- Problem to work on -
Quote every line of the material beneath this one.

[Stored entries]
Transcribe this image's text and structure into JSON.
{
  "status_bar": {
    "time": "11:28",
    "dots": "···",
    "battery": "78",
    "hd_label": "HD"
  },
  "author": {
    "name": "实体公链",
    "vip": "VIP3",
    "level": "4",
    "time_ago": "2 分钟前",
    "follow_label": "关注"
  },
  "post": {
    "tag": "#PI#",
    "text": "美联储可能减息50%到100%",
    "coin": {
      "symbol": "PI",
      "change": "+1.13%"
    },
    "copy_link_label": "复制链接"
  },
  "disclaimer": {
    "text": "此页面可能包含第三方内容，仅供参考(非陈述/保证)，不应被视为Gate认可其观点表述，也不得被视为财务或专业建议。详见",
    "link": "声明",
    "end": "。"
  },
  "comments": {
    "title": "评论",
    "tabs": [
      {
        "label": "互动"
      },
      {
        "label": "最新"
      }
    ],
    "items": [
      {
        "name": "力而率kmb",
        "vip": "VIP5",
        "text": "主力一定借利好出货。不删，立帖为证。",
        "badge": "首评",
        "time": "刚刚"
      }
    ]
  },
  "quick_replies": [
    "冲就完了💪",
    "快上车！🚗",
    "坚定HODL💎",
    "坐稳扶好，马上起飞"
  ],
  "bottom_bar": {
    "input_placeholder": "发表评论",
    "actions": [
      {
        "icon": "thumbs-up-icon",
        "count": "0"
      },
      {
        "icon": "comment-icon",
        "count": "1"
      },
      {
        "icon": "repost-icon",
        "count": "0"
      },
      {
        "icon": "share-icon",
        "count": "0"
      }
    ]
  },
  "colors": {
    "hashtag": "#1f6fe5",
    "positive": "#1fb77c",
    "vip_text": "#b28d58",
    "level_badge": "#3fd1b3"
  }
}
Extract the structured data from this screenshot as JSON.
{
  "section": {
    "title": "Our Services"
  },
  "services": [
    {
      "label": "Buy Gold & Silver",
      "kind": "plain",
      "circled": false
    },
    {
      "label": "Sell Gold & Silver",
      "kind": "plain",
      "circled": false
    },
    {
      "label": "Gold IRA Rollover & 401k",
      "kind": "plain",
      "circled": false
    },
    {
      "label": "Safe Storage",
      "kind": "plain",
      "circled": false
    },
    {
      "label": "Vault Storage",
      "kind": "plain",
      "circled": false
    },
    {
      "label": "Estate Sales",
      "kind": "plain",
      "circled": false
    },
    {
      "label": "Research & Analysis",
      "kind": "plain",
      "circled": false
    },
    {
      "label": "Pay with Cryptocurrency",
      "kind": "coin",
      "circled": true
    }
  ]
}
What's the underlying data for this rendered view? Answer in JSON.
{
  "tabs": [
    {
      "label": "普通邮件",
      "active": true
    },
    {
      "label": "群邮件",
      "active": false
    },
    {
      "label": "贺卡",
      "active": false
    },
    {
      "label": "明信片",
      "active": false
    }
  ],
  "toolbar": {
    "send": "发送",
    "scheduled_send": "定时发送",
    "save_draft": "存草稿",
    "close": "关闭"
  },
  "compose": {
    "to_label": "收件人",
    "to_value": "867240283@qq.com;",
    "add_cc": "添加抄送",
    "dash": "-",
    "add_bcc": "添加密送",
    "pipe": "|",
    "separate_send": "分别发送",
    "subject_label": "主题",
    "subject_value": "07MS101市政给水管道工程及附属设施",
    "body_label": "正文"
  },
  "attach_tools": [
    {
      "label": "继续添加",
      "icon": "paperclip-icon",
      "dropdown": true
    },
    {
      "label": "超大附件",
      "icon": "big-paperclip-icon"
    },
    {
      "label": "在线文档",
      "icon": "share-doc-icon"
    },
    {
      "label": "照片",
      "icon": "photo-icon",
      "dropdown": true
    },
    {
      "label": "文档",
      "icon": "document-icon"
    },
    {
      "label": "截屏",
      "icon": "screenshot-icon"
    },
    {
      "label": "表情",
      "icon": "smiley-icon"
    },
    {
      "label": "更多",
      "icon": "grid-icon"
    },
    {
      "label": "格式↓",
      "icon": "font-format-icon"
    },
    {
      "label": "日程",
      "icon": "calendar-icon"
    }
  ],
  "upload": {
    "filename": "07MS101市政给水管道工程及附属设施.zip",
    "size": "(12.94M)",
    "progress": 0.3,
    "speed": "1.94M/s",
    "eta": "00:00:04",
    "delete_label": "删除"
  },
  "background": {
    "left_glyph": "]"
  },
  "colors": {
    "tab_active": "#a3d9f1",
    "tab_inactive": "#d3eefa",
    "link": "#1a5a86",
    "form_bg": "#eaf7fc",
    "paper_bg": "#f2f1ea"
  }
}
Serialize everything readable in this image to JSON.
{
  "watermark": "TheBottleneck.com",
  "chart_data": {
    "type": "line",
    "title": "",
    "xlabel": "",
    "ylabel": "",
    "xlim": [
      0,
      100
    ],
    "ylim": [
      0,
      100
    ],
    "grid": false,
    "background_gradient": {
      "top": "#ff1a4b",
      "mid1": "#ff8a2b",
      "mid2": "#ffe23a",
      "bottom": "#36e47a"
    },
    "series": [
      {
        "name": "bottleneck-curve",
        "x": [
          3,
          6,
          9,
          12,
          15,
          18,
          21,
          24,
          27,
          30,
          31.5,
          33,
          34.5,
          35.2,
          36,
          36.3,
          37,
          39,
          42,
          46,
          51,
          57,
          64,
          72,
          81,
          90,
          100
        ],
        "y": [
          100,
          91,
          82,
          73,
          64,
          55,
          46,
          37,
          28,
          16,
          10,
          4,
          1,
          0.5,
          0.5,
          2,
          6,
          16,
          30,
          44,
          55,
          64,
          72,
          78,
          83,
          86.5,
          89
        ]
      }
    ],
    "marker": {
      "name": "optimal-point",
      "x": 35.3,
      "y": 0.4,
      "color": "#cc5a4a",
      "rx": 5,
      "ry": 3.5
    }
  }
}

- Response to this task -
Transcribe this image's text and structure into JSON.
{
  "status_bar": {
    "time": "11:28",
    "dots": "···",
    "battery": "78",
    "hd_label": "HD"
  },
  "author": {
    "name": "实体公链",
    "vip": "VIP3",
    "level": "4",
    "time_ago": "2 分钟前",
    "follow_label": "关注"
  },
  "post": {
    "tag": "#PI#",
    "text": "美联储可能减息50%到100%",
    "coin": {
      "symbol": "PI",
      "change": "+1.13%"
    },
    "copy_link_label": "复制链接"
  },
  "disclaimer": {
    "text": "此页面可能包含第三方内容，仅供参考(非陈述/保证)，不应被视为Gate认可其观点表述，也不得被视为财务或专业建议。详见",
    "link": "声明",
    "end": "。"
  },
  "comments": {
    "title": "评论",
    "tabs": [
      {
        "label": "互动"
      },
      {
        "label": "最新"
      }
    ],
    "items": [
      {
        "name": "力而率kmb",
        "vip": "VIP5",
        "text": "主力一定借利好出货。不删，立帖为证。",
        "badge": "首评",
        "time": "刚刚"
      }
    ]
  },
  "quick_replies": [
    "冲就完了💪",
    "快上车！🚗",
    "坚定HODL💎",
    "坐稳扶好，马上起飞"
  ],
  "bottom_bar": {
    "input_placeholder": "发表评论",
    "actions": [
      {
        "icon": "thumbs-up-icon",
        "count": "0"
      },
      {
        "icon": "comment-icon",
        "count": "1"
      },
      {
        "icon": "repost-icon",
        "count": "0"
      },
      {
        "icon": "share-icon",
        "count": "0"
      }
    ]
  },
  "colors": {
    "hashtag": "#1f6fe5",
    "positive": "#1fb77c",
    "vip_text": "#b28d58",
    "level_badge": "#3fd1b3"
  }
}
Extract the structured data from this screenshot as JSON.
{
  "section": {
    "title": "Our Services"
  },
  "services": [
    {
      "label": "Buy Gold & Silver",
      "kind": "plain",
      "circled": false
    },
    {
      "label": "Sell Gold & Silver",
      "kind": "plain",
      "circled": false
    },
    {
      "label": "Gold IRA Rollover & 401k",
      "kind": "plain",
      "circled": false
    },
    {
      "label": "Safe Storage",
      "kind": "plain",
      "circled": false
    },
    {
      "label": "Vault Storage",
      "kind": "plain",
      "circled": false
    },
    {
      "label": "Estate Sales",
      "kind": "plain",
      "circled": false
    },
    {
      "label": "Research & Analysis",
      "kind": "plain",
      "circled": false
    },
    {
      "label": "Pay with Cryptocurrency",
      "kind": "coin",
      "circled": true
    }
  ]
}
What's the underlying data for this rendered view? Answer in JSON.
{
  "tabs": [
    {
      "label": "普通邮件",
      "active": true
    },
    {
      "label": "群邮件",
      "active": false
    },
    {
      "label": "贺卡",
      "active": false
    },
    {
      "label": "明信片",
      "active": false
    }
  ],
  "toolbar": {
    "send": "发送",
    "scheduled_send": "定时发送",
    "save_draft": "存草稿",
    "close": "关闭"
  },
  "compose": {
    "to_label": "收件人",
    "to_value": "867240283@qq.com;",
    "add_cc": "添加抄送",
    "dash": "-",
    "add_bcc": "添加密送",
    "pipe": "|",
    "separate_send": "分别发送",
    "subject_label": "主题",
    "subject_value": "07MS101市政给水管道工程及附属设施",
    "body_label": "正文"
  },
  "attach_tools": [
    {
      "label": "继续添加",
      "icon": "paperclip-icon",
      "dropdown": true
    },
    {
      "label": "超大附件",
      "icon": "big-paperclip-icon"
    },
    {
      "label": "在线文档",
      "icon": "share-doc-icon"
    },
    {
      "label": "照片",
      "icon": "photo-icon",
      "dropdown": true
    },
    {
      "label": "文档",
      "icon": "document-icon"
    },
    {
      "label": "截屏",
      "icon": "screenshot-icon"
    },
    {
      "label": "表情",
      "icon": "smiley-icon"
    },
    {
      "label": "更多",
      "icon": "grid-icon"
    },
    {
      "label": "格式↓",
      "icon": "font-format-icon"
    },
    {
      "label": "日程",
      "icon": "calendar-icon"
    }
  ],
  "upload": {
    "filename": "07MS101市政给水管道工程及附属设施.zip",
    "size": "(12.94M)",
    "progress": 0.3,
    "speed": "1.94M/s",
    "eta": "00:00:04",
    "delete_label": "删除"
  },
  "background": {
    "left_glyph": "]"
  },
  "colors": {
    "tab_active": "#a3d9f1",
    "tab_inactive": "#d3eefa",
    "link": "#1a5a86",
    "form_bg": "#eaf7fc",
    "paper_bg": "#f2f1ea"
  }
}
Serialize everything readable in this image to JSON.
{
  "watermark": "TheBottleneck.com",
  "chart_data": {
    "type": "line",
    "title": "",
    "xlabel": "",
    "ylabel": "",
    "xlim": [
      0,
      100
    ],
    "ylim": [
      0,
      100
    ],
    "grid": false,
    "background_gradient": {
      "top": "#ff1a4b",
      "mid1": "#ff8a2b",
      "mid2": "#ffe23a",
      "bottom": "#36e47a"
    },
    "series": [
      {
        "name": "bottleneck-curve",
        "x": [
          3,
          6,
          9,
          12,
          15,
          18,
          21,
          24,
          27,
          30,
          31.5,
          33,
          34.5,
          35.2,
          36,
          36.3,
          37,
          39,
          42,
          46,
          51,
          57,
          64,
          72,
          81,
          90,
          100
        ],
        "y": [
          100,
          91,
          82,
          73,
          64,
          55,
          46,
          37,
          28,
          16,
          10,
          4,
          1,
          0.5,
          0.5,
          2,
          6,
          16,
          30,
          44,
          55,
          64,
          72,
          78,
          83,
          86.5,
          89
        ]
      }
    ],
    "marker": {
      "name": "optimal-point",
      "x": 35.3,
      "y": 0.4,
      "color": "#cc5a4a",
      "rx": 5,
      "ry": 3.5
    }
  }
}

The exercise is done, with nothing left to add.